Los grandes enemigos de mi santidad: mundo, demonio y carne

Por: P. Antonio Rivero, L.C. | Fuente: Catholic.net

LA SANTIDAD AMENAZADA

Los grandes enemigos de mi santidad: mundo, demonio y carne

 

La santidad es el quehacer de todo cristiano aquí en la vida. Contamos con la gracia de Dios para lograr este objetivo, como ya vimos.

Pero la santidad no es fácil. Nunca lo ha sido y nunca lo será. Hay que luchar, porque estamos rodeados de tres grandes enemigos: mundo, demonio y carne. Ahora nos toca explicar las amenazas contra la santidad: el mundo, el demonio y nosotros mismos.

 
I.         EL MUNDO

 

Existencia del mundo

 

El mundo no es el conjunto de personas que viven en el mundo, ni en la naturaleza ni todas las cosas bellas creadas por Dios para el hombre. Es, en pocas palabras, el ambiente anticristiano que se respira en nuestra época, gentes olvidadas de Dios y entregadas por completo a las cosas y placeres de la tierra. El mundo que entra en las familias cristianas y en las comunidades; ambiente hostil que nos seduce y nos aleja de Dios.

#### [Material]
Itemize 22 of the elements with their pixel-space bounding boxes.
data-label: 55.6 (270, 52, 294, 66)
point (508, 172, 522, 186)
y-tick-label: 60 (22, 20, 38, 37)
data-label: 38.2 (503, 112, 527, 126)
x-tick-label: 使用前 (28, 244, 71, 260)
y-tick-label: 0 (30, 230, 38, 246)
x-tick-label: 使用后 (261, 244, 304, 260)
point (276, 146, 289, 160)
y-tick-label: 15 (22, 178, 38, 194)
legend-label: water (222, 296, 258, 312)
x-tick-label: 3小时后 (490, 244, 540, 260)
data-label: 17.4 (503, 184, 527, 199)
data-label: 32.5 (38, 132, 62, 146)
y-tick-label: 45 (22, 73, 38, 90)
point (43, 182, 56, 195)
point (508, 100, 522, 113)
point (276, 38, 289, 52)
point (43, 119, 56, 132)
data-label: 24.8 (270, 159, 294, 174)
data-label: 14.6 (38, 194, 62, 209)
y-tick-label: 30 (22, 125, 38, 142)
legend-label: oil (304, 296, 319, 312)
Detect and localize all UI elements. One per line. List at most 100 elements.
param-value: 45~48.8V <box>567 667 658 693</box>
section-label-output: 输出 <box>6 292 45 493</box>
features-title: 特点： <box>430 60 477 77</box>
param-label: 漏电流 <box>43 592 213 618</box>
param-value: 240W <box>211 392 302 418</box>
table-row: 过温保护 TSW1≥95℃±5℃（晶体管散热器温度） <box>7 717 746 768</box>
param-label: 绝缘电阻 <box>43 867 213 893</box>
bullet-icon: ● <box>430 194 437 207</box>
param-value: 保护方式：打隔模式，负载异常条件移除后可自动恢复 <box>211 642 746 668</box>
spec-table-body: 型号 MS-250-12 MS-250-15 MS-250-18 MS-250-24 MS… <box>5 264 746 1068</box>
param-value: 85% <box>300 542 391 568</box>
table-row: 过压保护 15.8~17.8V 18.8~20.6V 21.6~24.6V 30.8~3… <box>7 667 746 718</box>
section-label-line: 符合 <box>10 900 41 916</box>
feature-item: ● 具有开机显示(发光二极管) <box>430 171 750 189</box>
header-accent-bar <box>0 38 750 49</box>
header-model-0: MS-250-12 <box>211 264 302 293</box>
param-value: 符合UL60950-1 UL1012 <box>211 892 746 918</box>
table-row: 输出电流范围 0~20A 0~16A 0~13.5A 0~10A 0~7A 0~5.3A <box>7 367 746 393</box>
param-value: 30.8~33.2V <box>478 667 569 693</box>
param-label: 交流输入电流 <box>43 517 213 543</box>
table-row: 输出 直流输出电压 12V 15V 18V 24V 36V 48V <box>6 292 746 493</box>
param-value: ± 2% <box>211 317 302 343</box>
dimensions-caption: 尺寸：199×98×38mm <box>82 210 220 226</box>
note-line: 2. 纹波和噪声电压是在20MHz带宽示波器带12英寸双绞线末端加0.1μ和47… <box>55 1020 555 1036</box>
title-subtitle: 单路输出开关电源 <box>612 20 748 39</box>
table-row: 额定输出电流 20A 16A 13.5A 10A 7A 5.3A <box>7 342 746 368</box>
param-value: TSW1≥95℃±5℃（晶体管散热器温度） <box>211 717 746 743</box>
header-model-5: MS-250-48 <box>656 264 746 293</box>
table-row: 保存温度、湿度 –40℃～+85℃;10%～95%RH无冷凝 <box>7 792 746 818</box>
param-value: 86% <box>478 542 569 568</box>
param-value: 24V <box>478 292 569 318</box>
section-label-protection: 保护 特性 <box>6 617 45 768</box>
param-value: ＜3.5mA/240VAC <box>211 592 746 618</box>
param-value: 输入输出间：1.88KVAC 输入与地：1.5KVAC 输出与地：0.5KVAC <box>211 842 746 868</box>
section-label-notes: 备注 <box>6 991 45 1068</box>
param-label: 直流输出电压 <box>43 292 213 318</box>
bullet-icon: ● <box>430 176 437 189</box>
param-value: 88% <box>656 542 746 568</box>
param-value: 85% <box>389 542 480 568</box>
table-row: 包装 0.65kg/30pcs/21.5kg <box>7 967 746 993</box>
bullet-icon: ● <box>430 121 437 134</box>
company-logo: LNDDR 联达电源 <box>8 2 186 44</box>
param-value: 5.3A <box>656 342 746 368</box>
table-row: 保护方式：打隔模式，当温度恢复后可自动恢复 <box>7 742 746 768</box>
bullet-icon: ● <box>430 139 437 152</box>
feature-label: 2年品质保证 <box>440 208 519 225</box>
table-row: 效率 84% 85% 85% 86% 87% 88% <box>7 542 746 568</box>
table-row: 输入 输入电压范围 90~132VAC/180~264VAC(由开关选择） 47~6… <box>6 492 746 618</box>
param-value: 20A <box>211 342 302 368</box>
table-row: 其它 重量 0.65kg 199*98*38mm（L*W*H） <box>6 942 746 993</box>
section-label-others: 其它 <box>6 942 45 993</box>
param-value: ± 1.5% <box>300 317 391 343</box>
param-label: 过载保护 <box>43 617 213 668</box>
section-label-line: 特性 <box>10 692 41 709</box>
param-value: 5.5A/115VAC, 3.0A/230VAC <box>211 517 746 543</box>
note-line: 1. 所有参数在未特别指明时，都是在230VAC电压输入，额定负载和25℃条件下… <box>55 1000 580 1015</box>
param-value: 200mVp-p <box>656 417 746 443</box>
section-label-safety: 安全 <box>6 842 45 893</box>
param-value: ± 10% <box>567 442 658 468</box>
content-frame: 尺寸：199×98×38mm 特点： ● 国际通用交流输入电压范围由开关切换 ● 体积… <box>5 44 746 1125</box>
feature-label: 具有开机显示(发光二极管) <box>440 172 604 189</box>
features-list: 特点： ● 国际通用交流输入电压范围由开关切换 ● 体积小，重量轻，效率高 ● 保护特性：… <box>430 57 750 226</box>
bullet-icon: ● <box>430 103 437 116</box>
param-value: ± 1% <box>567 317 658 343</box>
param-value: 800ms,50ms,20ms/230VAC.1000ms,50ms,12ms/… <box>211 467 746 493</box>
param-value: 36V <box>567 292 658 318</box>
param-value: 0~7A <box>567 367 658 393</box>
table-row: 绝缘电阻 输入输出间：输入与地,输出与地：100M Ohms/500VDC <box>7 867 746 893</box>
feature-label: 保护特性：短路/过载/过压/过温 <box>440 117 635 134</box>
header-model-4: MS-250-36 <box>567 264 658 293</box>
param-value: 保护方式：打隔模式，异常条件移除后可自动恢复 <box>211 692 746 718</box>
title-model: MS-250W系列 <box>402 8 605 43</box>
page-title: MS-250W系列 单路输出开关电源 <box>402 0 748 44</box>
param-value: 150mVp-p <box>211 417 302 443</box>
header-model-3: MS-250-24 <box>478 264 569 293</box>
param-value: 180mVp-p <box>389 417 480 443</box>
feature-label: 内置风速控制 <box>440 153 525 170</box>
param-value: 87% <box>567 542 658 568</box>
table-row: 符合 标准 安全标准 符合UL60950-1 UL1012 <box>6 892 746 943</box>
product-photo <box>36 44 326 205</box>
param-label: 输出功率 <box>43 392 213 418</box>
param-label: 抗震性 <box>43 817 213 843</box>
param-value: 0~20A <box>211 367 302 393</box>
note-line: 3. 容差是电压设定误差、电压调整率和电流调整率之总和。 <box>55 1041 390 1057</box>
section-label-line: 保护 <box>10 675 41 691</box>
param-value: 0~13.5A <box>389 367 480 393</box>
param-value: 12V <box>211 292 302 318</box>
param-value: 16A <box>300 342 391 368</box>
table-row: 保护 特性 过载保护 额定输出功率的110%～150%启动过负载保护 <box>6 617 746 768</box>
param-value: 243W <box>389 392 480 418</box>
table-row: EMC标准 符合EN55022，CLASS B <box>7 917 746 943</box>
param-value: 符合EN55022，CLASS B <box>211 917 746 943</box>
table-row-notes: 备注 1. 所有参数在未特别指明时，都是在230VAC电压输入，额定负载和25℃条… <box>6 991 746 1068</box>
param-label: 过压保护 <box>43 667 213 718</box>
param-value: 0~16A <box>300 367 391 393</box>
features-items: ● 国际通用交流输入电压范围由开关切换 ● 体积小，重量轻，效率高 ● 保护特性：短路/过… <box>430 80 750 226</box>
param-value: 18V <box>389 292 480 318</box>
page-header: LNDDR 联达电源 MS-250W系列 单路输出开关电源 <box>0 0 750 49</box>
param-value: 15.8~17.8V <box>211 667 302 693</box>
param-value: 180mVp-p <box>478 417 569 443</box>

#### [Tareas]
1. Resume en dos oraciones el texto sobre los enemigos de la santidad.
2. Indica cuántas líneas de las entradas contienen la cadena "过载保护". Responde solo con el número.
El texto y las entradas no guardan relación entre sí.

#### [Soluciones]
1. La santidad es el quehacer de todo cristiano y cuenta con la gracia de Dios, pero nunca ha sido fácil, porque hay que luchar contra tres grandes enemigos: el mundo, el demonio y la carne. El mundo no es el conjunto de personas ni la naturaleza, sino el ambiente anticristiano de nuestra época, que entra en las familias y comunidades, nos seduce y nos aleja de Dios.

2. 2